> Provided material
========================
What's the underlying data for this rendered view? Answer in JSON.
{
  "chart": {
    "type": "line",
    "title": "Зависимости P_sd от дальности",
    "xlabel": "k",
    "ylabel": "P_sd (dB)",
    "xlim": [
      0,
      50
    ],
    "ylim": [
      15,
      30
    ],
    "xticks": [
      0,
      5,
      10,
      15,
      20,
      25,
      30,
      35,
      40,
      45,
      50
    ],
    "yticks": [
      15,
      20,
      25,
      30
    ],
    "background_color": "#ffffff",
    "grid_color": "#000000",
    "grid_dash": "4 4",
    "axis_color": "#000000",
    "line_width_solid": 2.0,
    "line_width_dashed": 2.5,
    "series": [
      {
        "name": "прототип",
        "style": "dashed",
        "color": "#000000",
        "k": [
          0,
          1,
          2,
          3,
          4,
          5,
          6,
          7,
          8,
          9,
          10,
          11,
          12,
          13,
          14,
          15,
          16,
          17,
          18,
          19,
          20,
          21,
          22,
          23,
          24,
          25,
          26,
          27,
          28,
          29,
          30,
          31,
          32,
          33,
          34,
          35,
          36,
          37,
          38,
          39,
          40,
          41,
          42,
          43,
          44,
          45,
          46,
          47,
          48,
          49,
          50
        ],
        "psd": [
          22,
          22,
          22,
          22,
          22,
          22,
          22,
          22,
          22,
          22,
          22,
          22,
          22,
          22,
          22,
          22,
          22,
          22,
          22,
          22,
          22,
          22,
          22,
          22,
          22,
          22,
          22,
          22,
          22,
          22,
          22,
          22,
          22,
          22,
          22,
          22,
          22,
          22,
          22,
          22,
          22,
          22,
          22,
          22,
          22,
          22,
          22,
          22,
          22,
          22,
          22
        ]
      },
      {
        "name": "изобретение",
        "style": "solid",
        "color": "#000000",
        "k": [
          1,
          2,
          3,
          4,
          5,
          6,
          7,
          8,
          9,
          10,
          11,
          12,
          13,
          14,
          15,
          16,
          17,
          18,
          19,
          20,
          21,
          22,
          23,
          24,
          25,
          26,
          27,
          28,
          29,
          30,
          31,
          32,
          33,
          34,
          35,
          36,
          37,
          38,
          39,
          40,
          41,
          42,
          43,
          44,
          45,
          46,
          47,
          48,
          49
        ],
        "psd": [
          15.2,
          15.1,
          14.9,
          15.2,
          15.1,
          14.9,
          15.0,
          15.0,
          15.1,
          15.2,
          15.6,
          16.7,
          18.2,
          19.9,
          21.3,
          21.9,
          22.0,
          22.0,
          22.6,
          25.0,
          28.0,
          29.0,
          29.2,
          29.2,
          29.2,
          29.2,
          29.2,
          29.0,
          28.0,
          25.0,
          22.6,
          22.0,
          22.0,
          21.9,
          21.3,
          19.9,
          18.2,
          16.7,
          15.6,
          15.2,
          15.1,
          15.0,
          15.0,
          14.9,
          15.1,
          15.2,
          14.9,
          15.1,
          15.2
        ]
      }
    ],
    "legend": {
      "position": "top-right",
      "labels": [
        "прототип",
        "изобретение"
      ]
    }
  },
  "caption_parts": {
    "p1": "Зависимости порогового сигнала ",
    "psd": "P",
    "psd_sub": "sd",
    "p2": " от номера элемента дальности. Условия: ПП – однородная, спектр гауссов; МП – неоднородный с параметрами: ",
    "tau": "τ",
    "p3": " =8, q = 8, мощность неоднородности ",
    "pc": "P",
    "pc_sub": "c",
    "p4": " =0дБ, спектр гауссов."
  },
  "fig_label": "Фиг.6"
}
========================
> Required task
Write the material out again in its entirety, exactly as shown.

> Reply to the task
What's the underlying data for this rendered view? Answer in JSON.
{
  "chart": {
    "type": "line",
    "title": "Зависимости P_sd от дальности",
    "xlabel": "k",
    "ylabel": "P_sd (dB)",
    "xlim": [
      0,
      50
    ],
    "ylim": [
      15,
      30
    ],
    "xticks": [
      0,
      5,
      10,
      15,
      20,
      25,
      30,
      35,
      40,
      45,
      50
    ],
    "yticks": [
      15,
      20,
      25,
      30
    ],
    "background_color": "#ffffff",
    "grid_color": "#000000",
    "grid_dash": "4 4",
    "axis_color": "#000000",
    "line_width_solid": 2.0,
    "line_width_dashed": 2.5,
    "series": [
      {
        "name": "прототип",
        "style": "dashed",
        "color": "#000000",
        "k": [
          0,
          1,
          2,
          3,
          4,
          5,
          6,
          7,
          8,
          9,
          10,
          11,
          12,
          13,
          14,
          15,
          16,
          17,
          18,
          19,
          20,
          21,
          22,
          23,
          24,
          25,
          26,
          27,
          28,
          29,
          30,
          31,
          32,
          33,
          34,
          35,
          36,
          37,
          38,
          39,
          40,
          41,
          42,
          43,
          44,
          45,
          46,
          47,
          48,
          49,
          50
        ],
        "psd": [
          22,
          22,
          22,
          22,
          22,
          22,
          22,
          22,
          22,
          22,
          22,
          22,
          22,
          22,
          22,
          22,
          22,
          22,
          22,
          22,
          22,
          22,
          22,
          22,
          22,
          22,
          22,
          22,
          22,
          22,
          22,
          22,
          22,
          22,
          22,
          22,
          22,
          22,
          22,
          22,
          22,
          22,
          22,
          22,
          22,
          22,
          22,
          22,
          22,
          22,
          22
        ]
      },
      {
        "name": "изобретение",
        "style": "solid",
        "color": "#000000",
        "k": [
          1,
          2,
          3,
          4,
          5,
          6,
          7,
          8,
          9,
          10,
          11,
          12,
          13,
          14,
          15,
          16,
          17,
          18,
          19,
          20,
          21,
          22,
          23,
          24,
          25,
          26,
          27,
          28,
          29,
          30,
          31,
          32,
          33,
          34,
          35,
          36,
          37,
          38,
          39,
          40,
          41,
          42,
          43,
          44,
          45,
          46,
          47,
          48,
          49
        ],
        "psd": [
          15.2,
          15.1,
          14.9,
          15.2,
          15.1,
          14.9,
          15.0,
          15.0,
          15.1,
          15.2,
          15.6,
          16.7,
          18.2,
          19.9,
          21.3,
          21.9,
          22.0,
          22.0,
          22.6,
          25.0,
          28.0,
          29.0,
          29.2,
          29.2,
          29.2,
          29.2,
          29.2,
          29.0,
          28.0,
          25.0,
          22.6,
          22.0,
          22.0,
          21.9,
          21.3,
          19.9,
          18.2,
          16.7,
          15.6,
          15.2,
          15.1,
          15.0,
          15.0,
          14.9,
          15.1,
          15.2,
          14.9,
          15.1,
          15.2
        ]
      }
    ],
    "legend": {
      "position": "top-right",
      "labels": [
        "прототип",
        "изобретение"
      ]
    }
  },
  "caption_parts": {
    "p1": "Зависимости порогового сигнала ",
    "psd": "P",
    "psd_sub": "sd",
    "p2": " от номера элемента дальности. Условия: ПП – однородная, спектр гауссов; МП – неоднородный с параметрами: ",
    "tau": "τ",
    "p3": " =8, q = 8, мощность неоднородности ",
    "pc": "P",
    "pc_sub": "c",
    "p4": " =0дБ, спектр гауссов."
  },
  "fig_label": "Фиг.6"
}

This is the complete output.